Data shown:

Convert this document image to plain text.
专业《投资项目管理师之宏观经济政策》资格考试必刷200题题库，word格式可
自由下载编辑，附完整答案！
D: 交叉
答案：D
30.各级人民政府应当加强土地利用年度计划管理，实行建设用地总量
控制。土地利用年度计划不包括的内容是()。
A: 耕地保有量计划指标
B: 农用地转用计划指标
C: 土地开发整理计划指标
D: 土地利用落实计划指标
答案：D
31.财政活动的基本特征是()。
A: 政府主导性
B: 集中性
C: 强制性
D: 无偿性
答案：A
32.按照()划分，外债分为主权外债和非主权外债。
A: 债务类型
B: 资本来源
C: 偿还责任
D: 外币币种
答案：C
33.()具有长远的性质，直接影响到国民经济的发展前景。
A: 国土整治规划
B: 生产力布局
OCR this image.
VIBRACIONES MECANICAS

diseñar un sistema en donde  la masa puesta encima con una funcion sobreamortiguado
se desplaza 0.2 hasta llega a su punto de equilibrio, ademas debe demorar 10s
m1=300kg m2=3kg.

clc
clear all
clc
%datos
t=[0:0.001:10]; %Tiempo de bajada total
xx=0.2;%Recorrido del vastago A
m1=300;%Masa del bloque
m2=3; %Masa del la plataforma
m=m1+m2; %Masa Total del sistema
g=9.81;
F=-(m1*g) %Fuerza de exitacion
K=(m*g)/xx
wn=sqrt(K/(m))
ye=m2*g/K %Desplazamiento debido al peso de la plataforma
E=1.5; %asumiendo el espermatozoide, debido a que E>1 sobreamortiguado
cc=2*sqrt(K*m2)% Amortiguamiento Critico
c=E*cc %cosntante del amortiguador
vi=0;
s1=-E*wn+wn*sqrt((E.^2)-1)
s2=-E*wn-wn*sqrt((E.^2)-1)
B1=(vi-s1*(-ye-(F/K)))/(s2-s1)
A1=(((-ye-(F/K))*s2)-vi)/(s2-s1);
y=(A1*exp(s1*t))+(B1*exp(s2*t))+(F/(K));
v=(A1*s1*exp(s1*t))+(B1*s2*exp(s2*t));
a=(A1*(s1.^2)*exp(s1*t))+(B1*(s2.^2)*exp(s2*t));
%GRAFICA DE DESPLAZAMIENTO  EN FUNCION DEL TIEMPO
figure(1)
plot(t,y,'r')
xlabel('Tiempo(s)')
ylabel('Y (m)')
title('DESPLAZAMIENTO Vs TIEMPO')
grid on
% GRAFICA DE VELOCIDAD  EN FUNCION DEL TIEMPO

Exercise aim: Every entry needs to be retyped exactly.

Task solution:
Convert this document image to plain text.
专业《投资项目管理师之宏观经济政策》资格考试必刷200题题库，word格式可
自由下载编辑，附完整答案！
D: 交叉
答案：D
30.各级人民政府应当加强土地利用年度计划管理，实行建设用地总量
控制。土地利用年度计划不包括的内容是()。
A: 耕地保有量计划指标
B: 农用地转用计划指标
C: 土地开发整理计划指标
D: 土地利用落实计划指标
答案：D
31.财政活动的基本特征是()。
A: 政府主导性
B: 集中性
C: 强制性
D: 无偿性
答案：A
32.按照()划分，外债分为主权外债和非主权外债。
A: 债务类型
B: 资本来源
C: 偿还责任
D: 外币币种
答案：C
33.()具有长远的性质，直接影响到国民经济的发展前景。
A: 国土整治规划
B: 生产力布局
OCR this image.
VIBRACIONES MECANICAS

diseñar un sistema en donde  la masa puesta encima con una funcion sobreamortiguado
se desplaza 0.2 hasta llega a su punto de equilibrio, ademas debe demorar 10s
m1=300kg m2=3kg.

clc
clear all
clc
%datos
t=[0:0.001:10]; %Tiempo de bajada total
xx=0.2;%Recorrido del vastago A
m1=300;%Masa del bloque
m2=3; %Masa del la plataforma
m=m1+m2; %Masa Total del sistema
g=9.81;
F=-(m1*g) %Fuerza de exitacion
K=(m*g)/xx
wn=sqrt(K/(m))
ye=m2*g/K %Desplazamiento debido al peso de la plataforma
E=1.5; %asumiendo el espermatozoide, debido a que E>1 sobreamortiguado
cc=2*sqrt(K*m2)% Amortiguamiento Critico
c=E*cc %cosntante del amortiguador
vi=0;
s1=-E*wn+wn*sqrt((E.^2)-1)
s2=-E*wn-wn*sqrt((E.^2)-1)
B1=(vi-s1*(-ye-(F/K)))/(s2-s1)
A1=(((-ye-(F/K))*s2)-vi)/(s2-s1);
y=(A1*exp(s1*t))+(B1*exp(s2*t))+(F/(K));
v=(A1*s1*exp(s1*t))+(B1*s2*exp(s2*t));
a=(A1*(s1.^2)*exp(s1*t))+(B1*(s2.^2)*exp(s2*t));
%GRAFICA DE DESPLAZAMIENTO  EN FUNCION DEL TIEMPO
figure(1)
plot(t,y,'r')
xlabel('Tiempo(s)')
ylabel('Y (m)')
title('DESPLAZAMIENTO Vs TIEMPO')
grid on
% GRAFICA DE VELOCIDAD  EN FUNCION DEL TIEMPO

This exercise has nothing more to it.